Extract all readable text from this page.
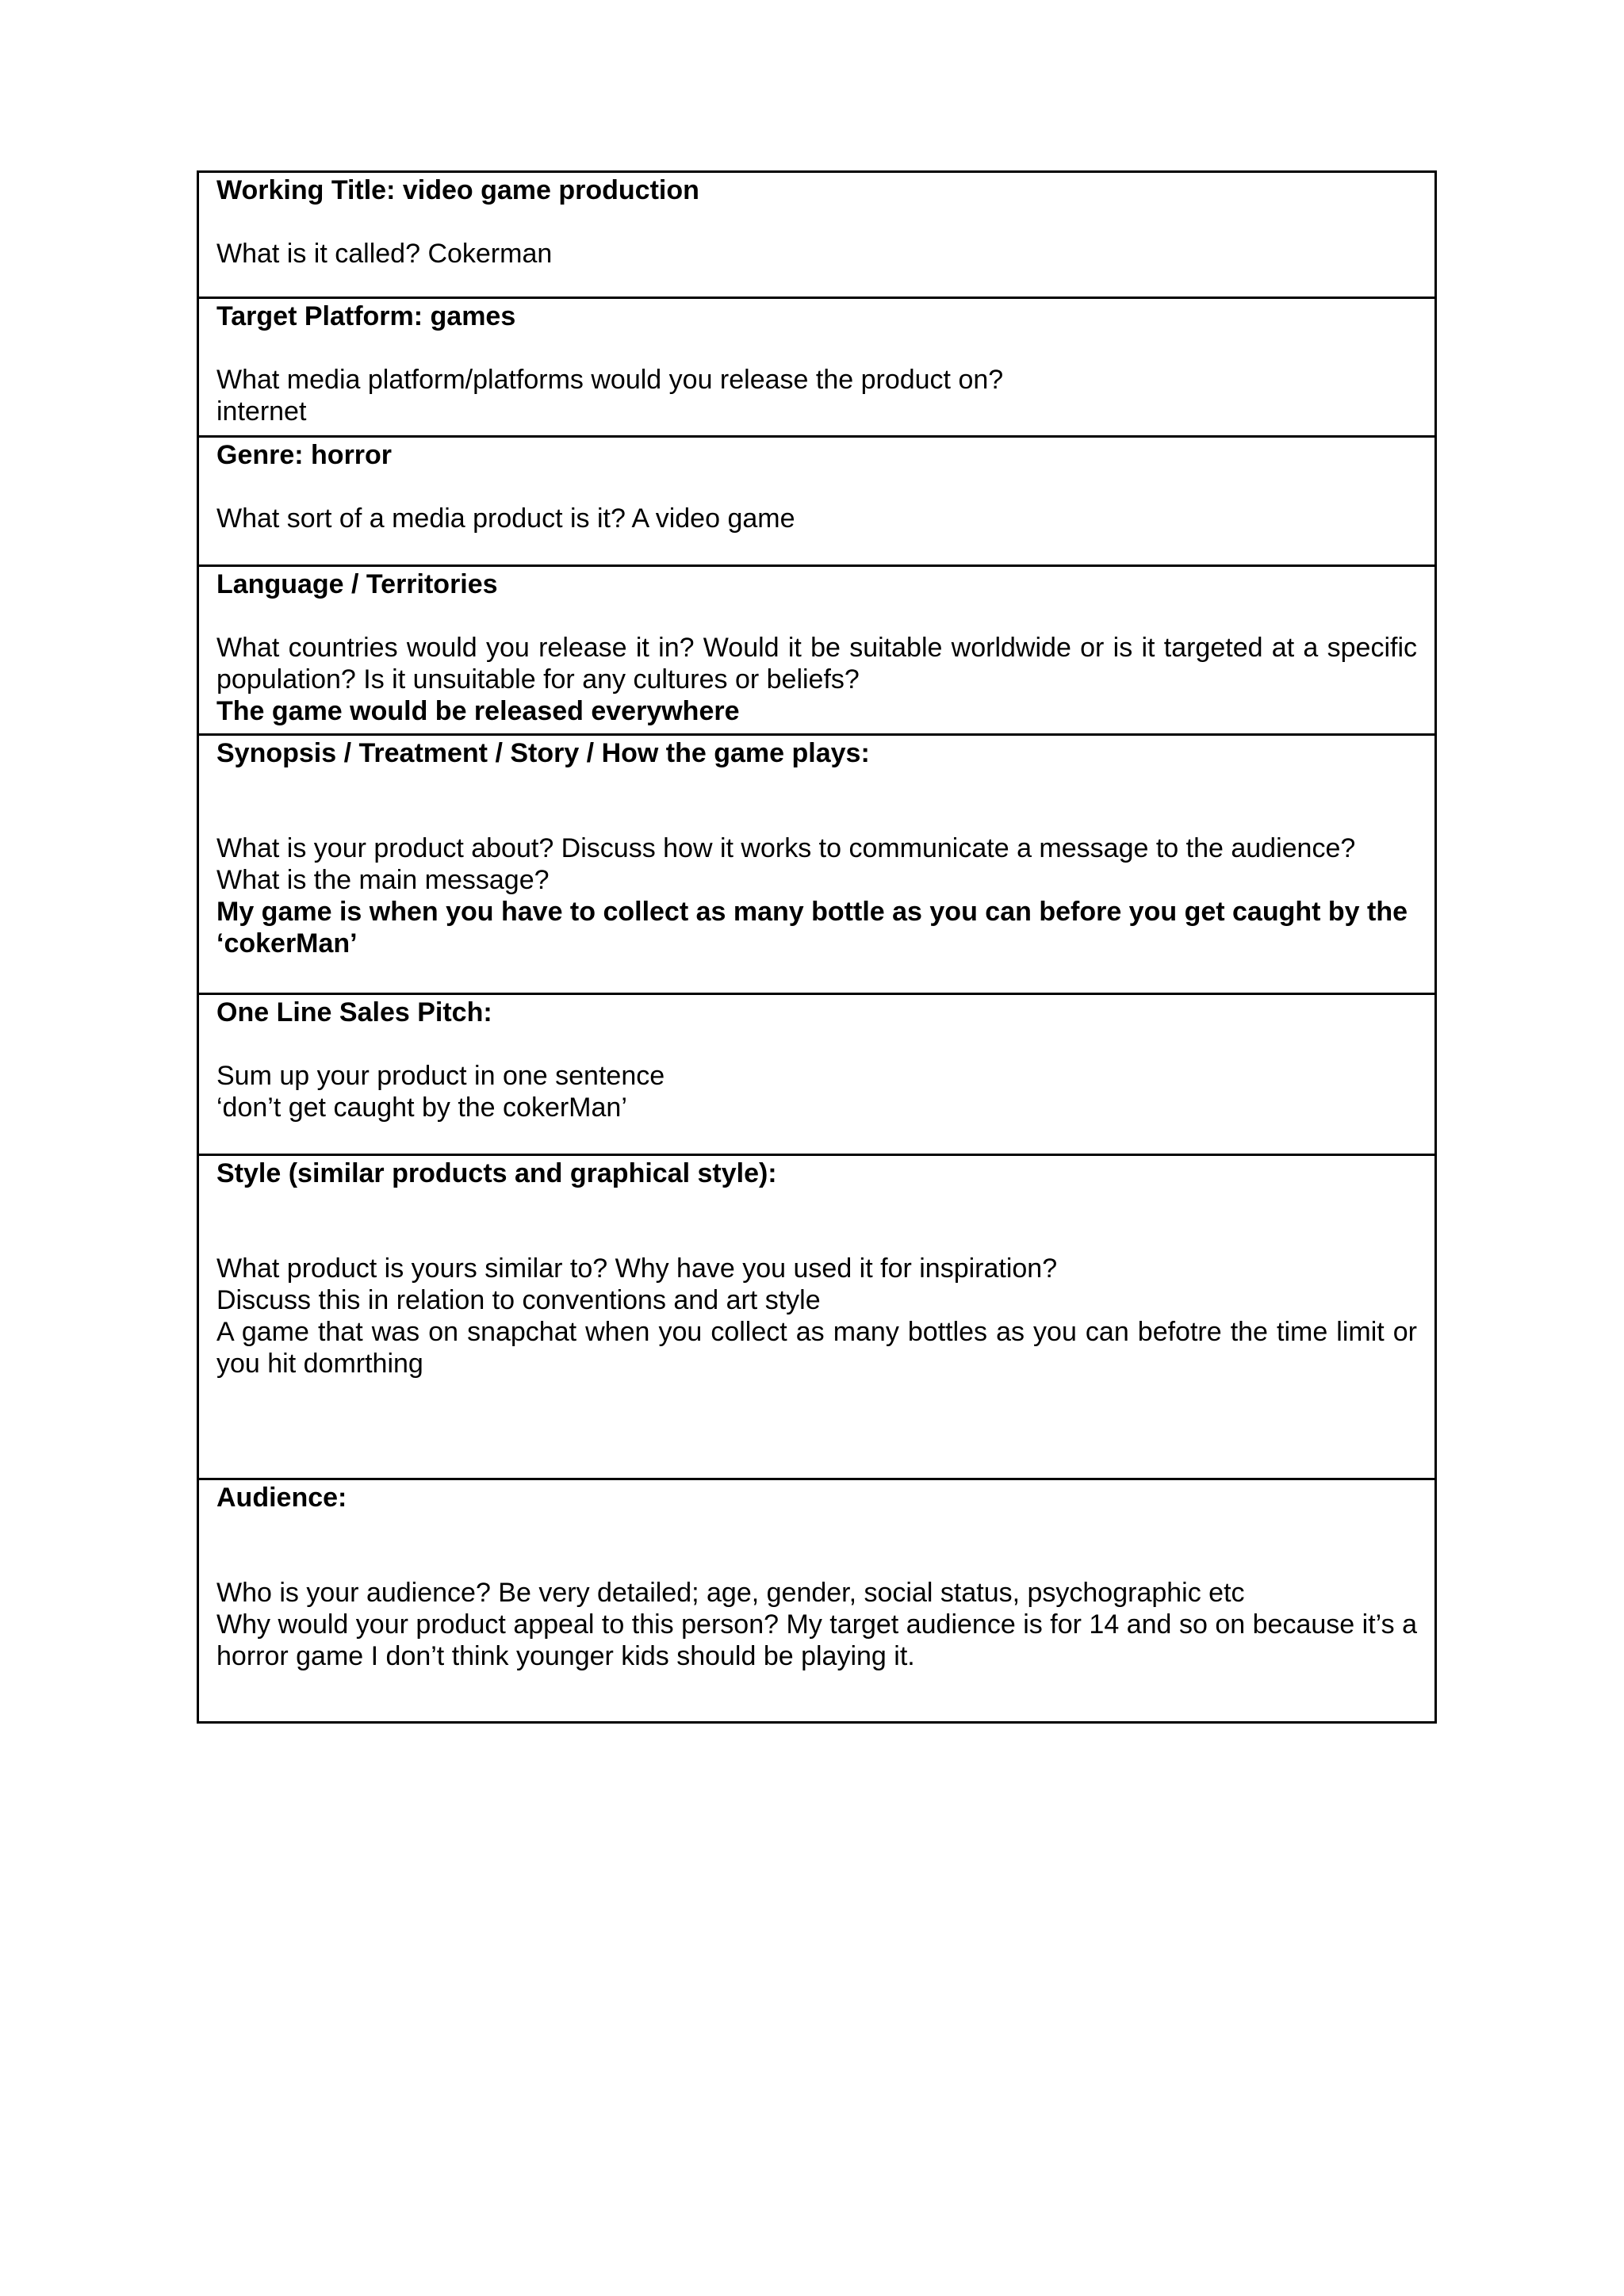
Working Title: video game production
What is it called? Cokerman

Target Platform: games
What media platform/platforms would you release the product on?
internet

Genre: horror
What sort of a media product is it? A video game

Language / Territories
What countries would you release it in? Would it be suitable worldwide or is it targeted at a specific population? Is it unsuitable for any cultures or beliefs?
The game would be released everywhere

Synopsis / Treatment / Story / How the game plays:
What is your product about? Discuss how it works to communicate a message to the audience?
What is the main message?
My game is when you have to collect as many bottle as you can before you get caught by the ‘cokerMan’

One Line Sales Pitch:
Sum up your product in one sentence
‘don’t get caught by the cokerMan’

Style (similar products and graphical style):
What product is yours similar to? Why have you used it for inspiration?
Discuss this in relation to conventions and art style
A game that was on snapchat when you collect as many bottles as you can befotre the time limit or you hit domrthing

Audience:
Who is your audience? Be very detailed; age, gender, social status, psychographic etc
Why would your product appeal to this person? My target audience is for 14 and so on because it’s a horror game I don’t think younger kids should be playing it.
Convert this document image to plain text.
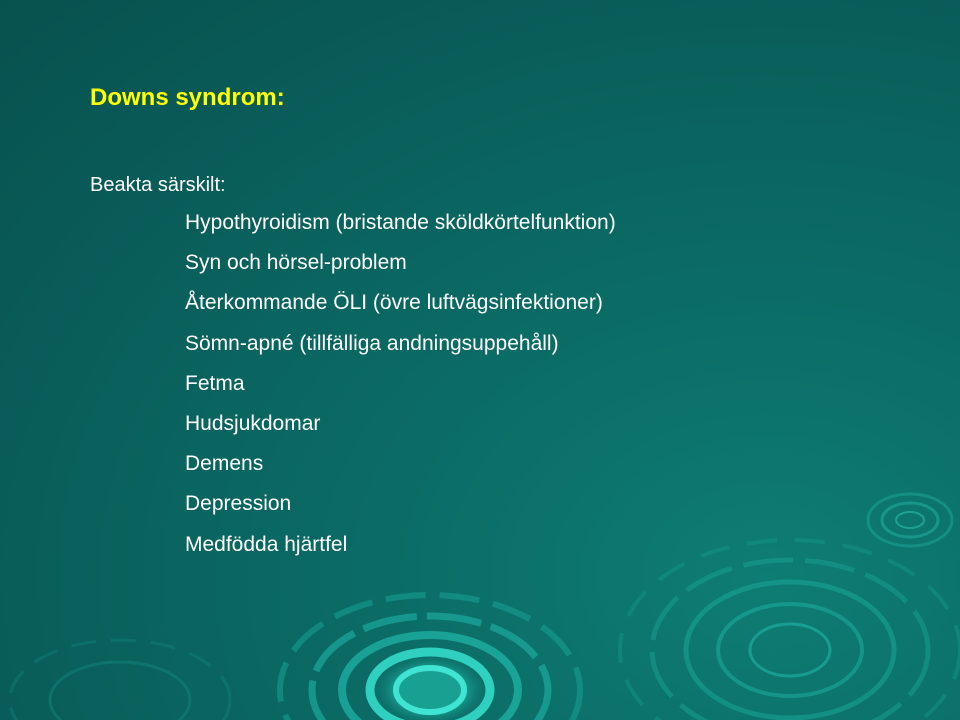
Downs syndrom:

Beakta särskilt:

Hypothyroidism (bristande sköldkörtelfunktion)
Syn och hörsel-problem
Återkommande ÖLI (övre luftvägsinfektioner)
Sömn-apné (tillfälliga andningsuppehåll)
Fetma
Hudsjukdomar
Demens
Depression
Medfödda hjärtfel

:::::

» What you should do: Of all the lines in the material above, how many contain the word "collect"? Give only the count.

» Problem solution: 2